Problem description> Filter the data below for the string "ylabel" and copy each matching line.

════

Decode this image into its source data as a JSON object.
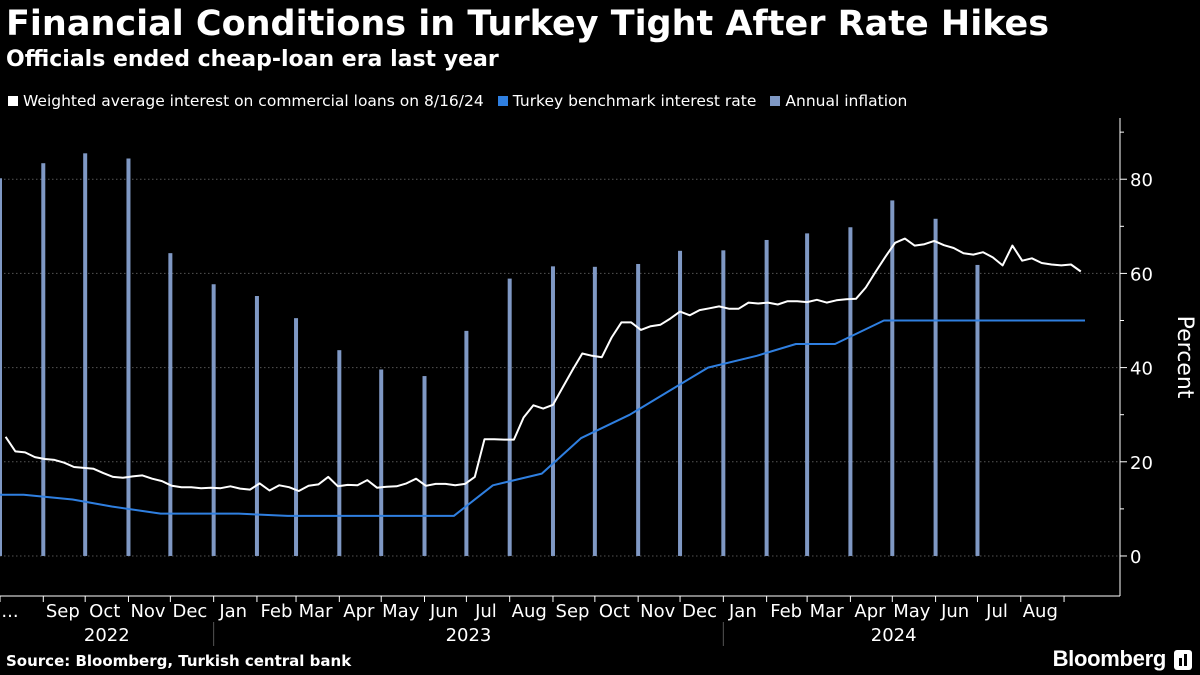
{
  "title": "Financial Conditions in Turkey Tight After Rate Hikes",
  "subtitle": "Officials ended cheap-loan era last year",
  "source": "Source: Bloomberg, Turkish central bank",
  "brand": "Bloomberg",
  "colors": {
    "background": "#000000",
    "loans": "#ffffff",
    "benchmark": "#2f7fe0",
    "inflation": "#7f98c4",
    "axis": "#ffffff",
    "grid": "#555555"
  },
  "chart_data": {
    "type": "line",
    "ylabel": "Percent",
    "ylim": [
      -8.5,
      93
    ],
    "yticks": [
      0,
      20,
      40,
      60,
      80
    ],
    "grid": "horizontal dashed",
    "legend_position": "top-left",
    "x_month_labels": [
      "...",
      "Sep",
      "Oct",
      "Nov",
      "Dec",
      "Jan",
      "Feb",
      "Mar",
      "Apr",
      "May",
      "Jun",
      "Jul",
      "Aug",
      "Sep",
      "Oct",
      "Nov",
      "Dec",
      "Jan",
      "Feb",
      "Mar",
      "Apr",
      "May",
      "Jun",
      "Jul",
      "Aug"
    ],
    "year_labels": [
      {
        "label": "2022",
        "from": "2022-08",
        "to": "2022-12"
      },
      {
        "label": "2023",
        "from": "2023-01",
        "to": "2023-12"
      },
      {
        "label": "2024",
        "from": "2024-01",
        "to": "2024-08"
      }
    ],
    "series": [
      {
        "name": "Weighted average interest on commercial loans on 8/16/24",
        "kind": "line",
        "points": [
          [
            "2022-08-05",
            25.3
          ],
          [
            "2022-08-12",
            22.2
          ],
          [
            "2022-08-19",
            22.0
          ],
          [
            "2022-08-26",
            21.0
          ],
          [
            "2022-09-02",
            20.6
          ],
          [
            "2022-09-09",
            20.4
          ],
          [
            "2022-09-16",
            19.8
          ],
          [
            "2022-09-23",
            18.9
          ],
          [
            "2022-09-30",
            18.7
          ],
          [
            "2022-10-07",
            18.5
          ],
          [
            "2022-10-14",
            17.6
          ],
          [
            "2022-10-21",
            16.8
          ],
          [
            "2022-10-28",
            16.6
          ],
          [
            "2022-11-04",
            16.9
          ],
          [
            "2022-11-11",
            17.1
          ],
          [
            "2022-11-18",
            16.4
          ],
          [
            "2022-11-25",
            15.9
          ],
          [
            "2022-12-02",
            14.9
          ],
          [
            "2022-12-09",
            14.6
          ],
          [
            "2022-12-16",
            14.6
          ],
          [
            "2022-12-23",
            14.4
          ],
          [
            "2022-12-30",
            14.5
          ],
          [
            "2023-01-06",
            14.4
          ],
          [
            "2023-01-13",
            14.8
          ],
          [
            "2023-01-20",
            14.3
          ],
          [
            "2023-01-27",
            14.1
          ],
          [
            "2023-02-03",
            15.4
          ],
          [
            "2023-02-10",
            13.9
          ],
          [
            "2023-02-17",
            15.0
          ],
          [
            "2023-02-24",
            14.6
          ],
          [
            "2023-03-03",
            13.8
          ],
          [
            "2023-03-10",
            14.9
          ],
          [
            "2023-03-17",
            15.2
          ],
          [
            "2023-03-24",
            16.8
          ],
          [
            "2023-03-31",
            14.8
          ],
          [
            "2023-04-07",
            15.1
          ],
          [
            "2023-04-14",
            15.0
          ],
          [
            "2023-04-21",
            16.1
          ],
          [
            "2023-04-28",
            14.5
          ],
          [
            "2023-05-05",
            14.7
          ],
          [
            "2023-05-12",
            14.8
          ],
          [
            "2023-05-19",
            15.4
          ],
          [
            "2023-05-26",
            16.4
          ],
          [
            "2023-06-02",
            14.9
          ],
          [
            "2023-06-09",
            15.3
          ],
          [
            "2023-06-16",
            15.3
          ],
          [
            "2023-06-23",
            15.0
          ],
          [
            "2023-06-30",
            15.3
          ],
          [
            "2023-07-07",
            16.8
          ],
          [
            "2023-07-14",
            24.8
          ],
          [
            "2023-07-21",
            24.8
          ],
          [
            "2023-07-28",
            24.7
          ],
          [
            "2023-08-04",
            24.7
          ],
          [
            "2023-08-11",
            29.4
          ],
          [
            "2023-08-18",
            32.0
          ],
          [
            "2023-08-25",
            31.3
          ],
          [
            "2023-09-01",
            32.1
          ],
          [
            "2023-09-08",
            35.8
          ],
          [
            "2023-09-15",
            39.5
          ],
          [
            "2023-09-22",
            43.0
          ],
          [
            "2023-09-29",
            42.5
          ],
          [
            "2023-10-06",
            42.2
          ],
          [
            "2023-10-13",
            46.4
          ],
          [
            "2023-10-20",
            49.6
          ],
          [
            "2023-10-27",
            49.6
          ],
          [
            "2023-11-03",
            48.0
          ],
          [
            "2023-11-10",
            48.8
          ],
          [
            "2023-11-17",
            49.1
          ],
          [
            "2023-11-24",
            50.4
          ],
          [
            "2023-12-01",
            51.9
          ],
          [
            "2023-12-08",
            51.1
          ],
          [
            "2023-12-15",
            52.2
          ],
          [
            "2023-12-22",
            52.6
          ],
          [
            "2023-12-29",
            53.0
          ],
          [
            "2024-01-05",
            52.5
          ],
          [
            "2024-01-12",
            52.5
          ],
          [
            "2024-01-19",
            53.8
          ],
          [
            "2024-01-26",
            53.6
          ],
          [
            "2024-02-02",
            53.8
          ],
          [
            "2024-02-09",
            53.4
          ],
          [
            "2024-02-16",
            54.1
          ],
          [
            "2024-02-23",
            54.1
          ],
          [
            "2024-03-01",
            53.9
          ],
          [
            "2024-03-08",
            54.4
          ],
          [
            "2024-03-15",
            53.8
          ],
          [
            "2024-03-22",
            54.3
          ],
          [
            "2024-03-29",
            54.5
          ],
          [
            "2024-04-05",
            54.6
          ],
          [
            "2024-04-12",
            57.0
          ],
          [
            "2024-04-19",
            60.3
          ],
          [
            "2024-04-26",
            63.5
          ],
          [
            "2024-05-03",
            66.5
          ],
          [
            "2024-05-10",
            67.4
          ],
          [
            "2024-05-17",
            65.9
          ],
          [
            "2024-05-24",
            66.2
          ],
          [
            "2024-05-31",
            66.9
          ],
          [
            "2024-06-07",
            66.0
          ],
          [
            "2024-06-14",
            65.4
          ],
          [
            "2024-06-21",
            64.3
          ],
          [
            "2024-06-28",
            64.0
          ],
          [
            "2024-07-05",
            64.5
          ],
          [
            "2024-07-12",
            63.4
          ],
          [
            "2024-07-19",
            61.7
          ],
          [
            "2024-07-26",
            65.9
          ],
          [
            "2024-08-02",
            62.7
          ],
          [
            "2024-08-09",
            63.2
          ],
          [
            "2024-08-16",
            62.2
          ],
          [
            "2024-08-23",
            61.9
          ],
          [
            "2024-08-30",
            61.7
          ],
          [
            "2024-09-06",
            61.9
          ],
          [
            "2024-09-13",
            60.4
          ]
        ]
      },
      {
        "name": "Turkey benchmark interest rate",
        "kind": "line",
        "points": [
          [
            "2022-08-01",
            13.0
          ],
          [
            "2022-08-18",
            13.0
          ],
          [
            "2022-09-22",
            12.0
          ],
          [
            "2022-10-20",
            10.5
          ],
          [
            "2022-11-24",
            9.0
          ],
          [
            "2023-01-19",
            9.0
          ],
          [
            "2023-02-23",
            8.5
          ],
          [
            "2023-06-22",
            8.5
          ],
          [
            "2023-07-20",
            15.0
          ],
          [
            "2023-08-24",
            17.5
          ],
          [
            "2023-09-21",
            25.0
          ],
          [
            "2023-10-26",
            30.0
          ],
          [
            "2023-11-23",
            35.0
          ],
          [
            "2023-12-21",
            40.0
          ],
          [
            "2024-01-25",
            42.5
          ],
          [
            "2024-02-22",
            45.0
          ],
          [
            "2024-03-21",
            45.0
          ],
          [
            "2024-04-25",
            50.0
          ],
          [
            "2024-09-16",
            50.0
          ]
        ]
      },
      {
        "name": "Annual inflation",
        "kind": "bar",
        "points": [
          [
            "2022-08",
            80.2
          ],
          [
            "2022-09",
            83.4
          ],
          [
            "2022-10",
            85.5
          ],
          [
            "2022-11",
            84.4
          ],
          [
            "2022-12",
            64.3
          ],
          [
            "2023-01",
            57.7
          ],
          [
            "2023-02",
            55.2
          ],
          [
            "2023-03",
            50.5
          ],
          [
            "2023-04",
            43.7
          ],
          [
            "2023-05",
            39.6
          ],
          [
            "2023-06",
            38.2
          ],
          [
            "2023-07",
            47.8
          ],
          [
            "2023-08",
            58.9
          ],
          [
            "2023-09",
            61.5
          ],
          [
            "2023-10",
            61.4
          ],
          [
            "2023-11",
            62.0
          ],
          [
            "2023-12",
            64.8
          ],
          [
            "2024-01",
            64.9
          ],
          [
            "2024-02",
            67.1
          ],
          [
            "2024-03",
            68.5
          ],
          [
            "2024-04",
            69.8
          ],
          [
            "2024-05",
            75.5
          ],
          [
            "2024-06",
            71.6
          ],
          [
            "2024-07",
            61.8
          ]
        ]
      }
    ]
  }
}
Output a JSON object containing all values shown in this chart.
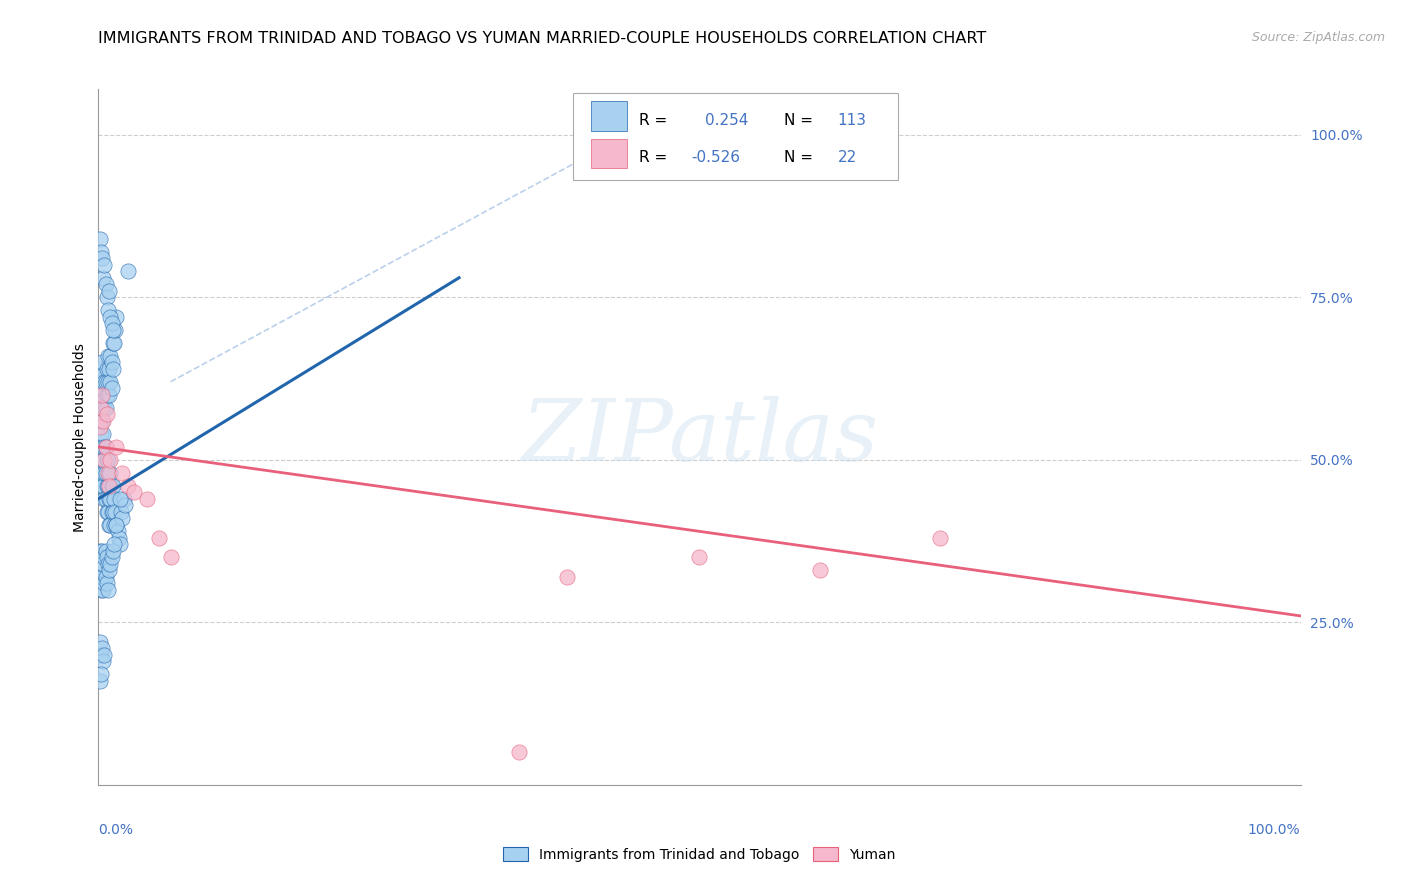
{
  "title": "IMMIGRANTS FROM TRINIDAD AND TOBAGO VS YUMAN MARRIED-COUPLE HOUSEHOLDS CORRELATION CHART",
  "source": "Source: ZipAtlas.com",
  "ylabel": "Married-couple Households",
  "right_yticks": [
    "100.0%",
    "75.0%",
    "50.0%",
    "25.0%"
  ],
  "right_ytick_vals": [
    1.0,
    0.75,
    0.5,
    0.25
  ],
  "watermark": "ZIPatlas",
  "blue_color": "#a8d1f0",
  "pink_color": "#f5b8cc",
  "blue_line_color": "#2166ac",
  "pink_line_color": "#e8607a",
  "dashed_line_color": "#aec8e8",
  "blue_scatter_x": [
    0.001,
    0.001,
    0.001,
    0.002,
    0.002,
    0.002,
    0.003,
    0.003,
    0.003,
    0.004,
    0.004,
    0.004,
    0.005,
    0.005,
    0.005,
    0.006,
    0.006,
    0.006,
    0.007,
    0.007,
    0.007,
    0.008,
    0.008,
    0.008,
    0.009,
    0.009,
    0.009,
    0.01,
    0.01,
    0.01,
    0.011,
    0.011,
    0.012,
    0.012,
    0.013,
    0.013,
    0.014,
    0.015,
    0.016,
    0.017,
    0.018,
    0.019,
    0.02,
    0.021,
    0.022,
    0.001,
    0.001,
    0.002,
    0.002,
    0.003,
    0.003,
    0.004,
    0.004,
    0.005,
    0.005,
    0.006,
    0.006,
    0.007,
    0.007,
    0.008,
    0.008,
    0.009,
    0.009,
    0.01,
    0.01,
    0.011,
    0.011,
    0.012,
    0.012,
    0.013,
    0.014,
    0.015,
    0.001,
    0.001,
    0.002,
    0.002,
    0.003,
    0.003,
    0.004,
    0.004,
    0.005,
    0.005,
    0.006,
    0.006,
    0.007,
    0.007,
    0.008,
    0.008,
    0.009,
    0.01,
    0.011,
    0.012,
    0.013,
    0.015,
    0.018,
    0.001,
    0.002,
    0.003,
    0.004,
    0.005,
    0.006,
    0.007,
    0.008,
    0.009,
    0.01,
    0.011,
    0.012,
    0.025,
    0.001,
    0.002,
    0.003,
    0.004,
    0.005,
    0.001,
    0.002
  ],
  "blue_scatter_y": [
    0.56,
    0.52,
    0.48,
    0.54,
    0.5,
    0.46,
    0.56,
    0.52,
    0.48,
    0.54,
    0.5,
    0.46,
    0.52,
    0.48,
    0.44,
    0.52,
    0.48,
    0.44,
    0.5,
    0.46,
    0.42,
    0.5,
    0.46,
    0.42,
    0.48,
    0.44,
    0.4,
    0.48,
    0.44,
    0.4,
    0.46,
    0.42,
    0.46,
    0.42,
    0.44,
    0.4,
    0.42,
    0.4,
    0.39,
    0.38,
    0.37,
    0.42,
    0.41,
    0.44,
    0.43,
    0.64,
    0.6,
    0.62,
    0.58,
    0.65,
    0.61,
    0.63,
    0.59,
    0.62,
    0.58,
    0.62,
    0.58,
    0.64,
    0.6,
    0.66,
    0.62,
    0.64,
    0.6,
    0.66,
    0.62,
    0.65,
    0.61,
    0.68,
    0.64,
    0.68,
    0.7,
    0.72,
    0.36,
    0.32,
    0.34,
    0.3,
    0.36,
    0.32,
    0.34,
    0.3,
    0.35,
    0.31,
    0.36,
    0.32,
    0.35,
    0.31,
    0.34,
    0.3,
    0.33,
    0.34,
    0.35,
    0.36,
    0.37,
    0.4,
    0.44,
    0.84,
    0.82,
    0.81,
    0.78,
    0.8,
    0.77,
    0.75,
    0.73,
    0.76,
    0.72,
    0.71,
    0.7,
    0.79,
    0.22,
    0.2,
    0.21,
    0.19,
    0.2,
    0.16,
    0.17
  ],
  "pink_scatter_x": [
    0.001,
    0.002,
    0.003,
    0.004,
    0.005,
    0.006,
    0.007,
    0.008,
    0.009,
    0.01,
    0.015,
    0.02,
    0.025,
    0.03,
    0.04,
    0.05,
    0.06,
    0.39,
    0.5,
    0.6,
    0.7,
    0.35
  ],
  "pink_scatter_y": [
    0.55,
    0.58,
    0.6,
    0.56,
    0.5,
    0.52,
    0.57,
    0.48,
    0.46,
    0.5,
    0.52,
    0.48,
    0.46,
    0.45,
    0.44,
    0.38,
    0.35,
    0.32,
    0.35,
    0.33,
    0.38,
    0.05
  ],
  "blue_line_x": [
    0.0,
    0.3
  ],
  "blue_line_y": [
    0.44,
    0.78
  ],
  "pink_line_x": [
    0.0,
    1.0
  ],
  "pink_line_y": [
    0.52,
    0.26
  ],
  "dashed_line_x": [
    0.06,
    0.4
  ],
  "dashed_line_y": [
    0.62,
    0.96
  ],
  "xlim": [
    0.0,
    1.0
  ],
  "ylim": [
    0.0,
    1.07
  ]
}
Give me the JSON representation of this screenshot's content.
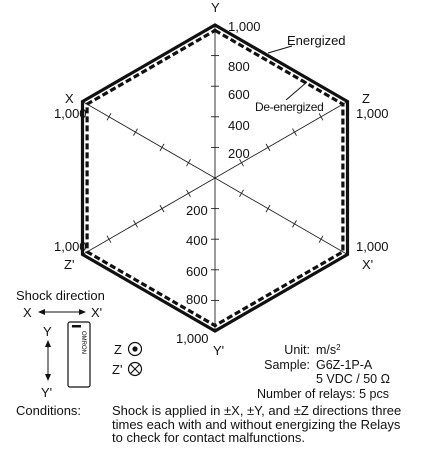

════

Task result>
    "ylabel": "Percent",
  "ylabel": "Married-couple Households",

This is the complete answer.